INPUT -
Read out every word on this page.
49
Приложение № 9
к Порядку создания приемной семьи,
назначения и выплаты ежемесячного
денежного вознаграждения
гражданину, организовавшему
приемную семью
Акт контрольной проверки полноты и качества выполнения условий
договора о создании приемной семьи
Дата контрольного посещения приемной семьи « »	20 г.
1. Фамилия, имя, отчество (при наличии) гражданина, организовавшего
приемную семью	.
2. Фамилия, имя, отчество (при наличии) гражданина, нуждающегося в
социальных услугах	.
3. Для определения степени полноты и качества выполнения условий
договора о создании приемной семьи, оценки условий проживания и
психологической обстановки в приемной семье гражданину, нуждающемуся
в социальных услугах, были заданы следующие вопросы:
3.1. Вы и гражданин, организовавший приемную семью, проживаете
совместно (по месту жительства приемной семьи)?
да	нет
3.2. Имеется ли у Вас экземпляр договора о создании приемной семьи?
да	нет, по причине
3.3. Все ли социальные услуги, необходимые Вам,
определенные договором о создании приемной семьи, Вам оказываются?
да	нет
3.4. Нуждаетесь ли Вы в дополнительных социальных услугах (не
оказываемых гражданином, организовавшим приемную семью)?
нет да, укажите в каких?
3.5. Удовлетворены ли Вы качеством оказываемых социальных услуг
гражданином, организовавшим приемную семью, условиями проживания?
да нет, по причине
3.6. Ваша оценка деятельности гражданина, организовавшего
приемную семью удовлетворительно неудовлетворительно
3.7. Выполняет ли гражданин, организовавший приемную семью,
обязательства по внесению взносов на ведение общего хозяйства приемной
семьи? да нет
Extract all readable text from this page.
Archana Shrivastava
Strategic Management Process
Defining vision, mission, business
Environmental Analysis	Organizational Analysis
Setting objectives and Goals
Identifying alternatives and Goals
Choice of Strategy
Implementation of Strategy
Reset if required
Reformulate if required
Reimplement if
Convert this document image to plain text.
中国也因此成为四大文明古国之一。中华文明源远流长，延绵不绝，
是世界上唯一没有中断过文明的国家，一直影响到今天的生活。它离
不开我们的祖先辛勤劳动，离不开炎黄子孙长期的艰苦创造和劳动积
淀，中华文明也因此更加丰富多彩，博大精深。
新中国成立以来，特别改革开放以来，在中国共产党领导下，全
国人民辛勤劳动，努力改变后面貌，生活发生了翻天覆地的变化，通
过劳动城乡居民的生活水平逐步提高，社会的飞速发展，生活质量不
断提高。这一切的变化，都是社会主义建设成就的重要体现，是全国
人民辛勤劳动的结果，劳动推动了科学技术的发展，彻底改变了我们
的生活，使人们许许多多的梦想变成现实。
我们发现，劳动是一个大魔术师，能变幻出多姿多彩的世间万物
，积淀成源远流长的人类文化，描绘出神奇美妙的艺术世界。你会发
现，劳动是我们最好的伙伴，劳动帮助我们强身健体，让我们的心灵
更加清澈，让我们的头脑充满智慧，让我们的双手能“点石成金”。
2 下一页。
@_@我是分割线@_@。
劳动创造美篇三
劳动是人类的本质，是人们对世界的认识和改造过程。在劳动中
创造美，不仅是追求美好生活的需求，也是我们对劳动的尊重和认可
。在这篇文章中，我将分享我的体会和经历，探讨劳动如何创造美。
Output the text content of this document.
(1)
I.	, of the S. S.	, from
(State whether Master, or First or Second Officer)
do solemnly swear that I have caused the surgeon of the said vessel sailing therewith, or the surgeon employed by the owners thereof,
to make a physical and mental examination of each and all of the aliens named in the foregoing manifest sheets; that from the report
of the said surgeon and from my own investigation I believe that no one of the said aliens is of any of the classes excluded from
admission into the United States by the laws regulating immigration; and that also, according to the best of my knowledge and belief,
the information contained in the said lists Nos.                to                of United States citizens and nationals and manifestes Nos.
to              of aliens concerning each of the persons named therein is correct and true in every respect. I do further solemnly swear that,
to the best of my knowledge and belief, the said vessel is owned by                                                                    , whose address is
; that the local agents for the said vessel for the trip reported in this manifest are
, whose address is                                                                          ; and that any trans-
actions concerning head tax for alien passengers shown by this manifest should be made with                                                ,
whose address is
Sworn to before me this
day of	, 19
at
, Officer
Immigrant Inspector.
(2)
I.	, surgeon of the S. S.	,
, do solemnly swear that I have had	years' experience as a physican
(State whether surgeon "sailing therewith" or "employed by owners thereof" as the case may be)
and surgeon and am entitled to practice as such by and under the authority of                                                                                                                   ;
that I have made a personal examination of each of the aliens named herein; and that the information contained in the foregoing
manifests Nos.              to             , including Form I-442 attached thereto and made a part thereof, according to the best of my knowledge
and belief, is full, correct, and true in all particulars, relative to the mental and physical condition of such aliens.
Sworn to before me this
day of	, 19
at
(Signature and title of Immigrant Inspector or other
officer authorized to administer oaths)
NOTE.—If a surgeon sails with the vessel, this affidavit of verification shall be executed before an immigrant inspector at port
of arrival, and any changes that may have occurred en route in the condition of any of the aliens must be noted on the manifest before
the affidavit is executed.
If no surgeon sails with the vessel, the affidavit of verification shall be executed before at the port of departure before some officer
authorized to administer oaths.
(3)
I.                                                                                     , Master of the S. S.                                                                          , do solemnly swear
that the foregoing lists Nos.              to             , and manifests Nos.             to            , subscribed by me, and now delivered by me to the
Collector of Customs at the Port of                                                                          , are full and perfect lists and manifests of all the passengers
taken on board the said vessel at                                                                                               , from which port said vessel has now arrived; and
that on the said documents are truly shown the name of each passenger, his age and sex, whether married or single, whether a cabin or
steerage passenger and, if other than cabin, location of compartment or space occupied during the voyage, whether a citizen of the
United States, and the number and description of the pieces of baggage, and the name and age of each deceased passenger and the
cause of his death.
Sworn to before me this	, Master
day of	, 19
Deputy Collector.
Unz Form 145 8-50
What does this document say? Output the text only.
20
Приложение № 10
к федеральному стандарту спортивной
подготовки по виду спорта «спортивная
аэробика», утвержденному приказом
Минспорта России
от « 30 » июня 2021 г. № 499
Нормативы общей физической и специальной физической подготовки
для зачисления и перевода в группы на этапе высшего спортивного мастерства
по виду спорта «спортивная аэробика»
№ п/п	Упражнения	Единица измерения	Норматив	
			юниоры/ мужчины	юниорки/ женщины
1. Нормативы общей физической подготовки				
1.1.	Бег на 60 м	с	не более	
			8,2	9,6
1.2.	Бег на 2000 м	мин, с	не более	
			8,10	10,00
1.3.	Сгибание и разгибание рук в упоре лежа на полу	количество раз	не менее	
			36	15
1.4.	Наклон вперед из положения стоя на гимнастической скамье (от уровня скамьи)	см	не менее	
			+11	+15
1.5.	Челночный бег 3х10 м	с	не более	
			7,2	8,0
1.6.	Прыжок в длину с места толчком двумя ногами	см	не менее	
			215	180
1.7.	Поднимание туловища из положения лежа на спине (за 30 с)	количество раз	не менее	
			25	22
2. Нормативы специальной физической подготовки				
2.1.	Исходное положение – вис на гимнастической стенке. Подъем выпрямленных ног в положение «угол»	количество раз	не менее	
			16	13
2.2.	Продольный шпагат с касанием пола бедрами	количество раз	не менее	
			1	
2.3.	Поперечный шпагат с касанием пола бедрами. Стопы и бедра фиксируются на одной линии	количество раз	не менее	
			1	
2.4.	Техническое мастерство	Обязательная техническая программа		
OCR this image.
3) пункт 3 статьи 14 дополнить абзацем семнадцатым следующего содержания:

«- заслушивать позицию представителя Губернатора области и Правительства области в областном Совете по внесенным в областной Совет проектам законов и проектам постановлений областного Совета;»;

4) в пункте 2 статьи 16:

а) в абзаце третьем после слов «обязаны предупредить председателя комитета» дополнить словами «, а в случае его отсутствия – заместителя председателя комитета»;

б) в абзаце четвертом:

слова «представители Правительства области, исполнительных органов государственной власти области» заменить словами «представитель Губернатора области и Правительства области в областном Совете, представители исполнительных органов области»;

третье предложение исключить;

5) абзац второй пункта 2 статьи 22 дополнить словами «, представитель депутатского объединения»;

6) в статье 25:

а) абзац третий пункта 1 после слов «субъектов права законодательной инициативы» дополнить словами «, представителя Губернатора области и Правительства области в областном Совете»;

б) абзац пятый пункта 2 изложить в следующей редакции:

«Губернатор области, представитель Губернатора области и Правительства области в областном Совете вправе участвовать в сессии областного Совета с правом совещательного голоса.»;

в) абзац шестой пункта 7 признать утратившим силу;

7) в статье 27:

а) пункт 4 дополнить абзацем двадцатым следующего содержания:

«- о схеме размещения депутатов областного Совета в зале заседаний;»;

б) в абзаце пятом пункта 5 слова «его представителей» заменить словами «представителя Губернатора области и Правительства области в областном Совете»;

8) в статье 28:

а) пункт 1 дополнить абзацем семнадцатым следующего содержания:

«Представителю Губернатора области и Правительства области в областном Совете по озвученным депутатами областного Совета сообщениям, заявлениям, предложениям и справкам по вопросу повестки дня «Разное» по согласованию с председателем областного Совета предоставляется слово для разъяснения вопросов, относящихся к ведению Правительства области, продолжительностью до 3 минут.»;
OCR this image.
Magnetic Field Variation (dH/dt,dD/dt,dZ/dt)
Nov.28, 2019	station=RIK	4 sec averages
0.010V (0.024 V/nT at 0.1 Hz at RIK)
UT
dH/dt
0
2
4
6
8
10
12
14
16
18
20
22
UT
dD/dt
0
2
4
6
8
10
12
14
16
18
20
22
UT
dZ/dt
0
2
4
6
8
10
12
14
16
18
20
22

EXERCISE GOAL - Identify each line containing the string "Фамилия" and copy it out.

ANSWER IN FULL -
1. Фамилия, имя, отчество (при наличии) гражданина, организовавшего
2. Фамилия, имя, отчество (при наличии) гражданина, нуждающегося в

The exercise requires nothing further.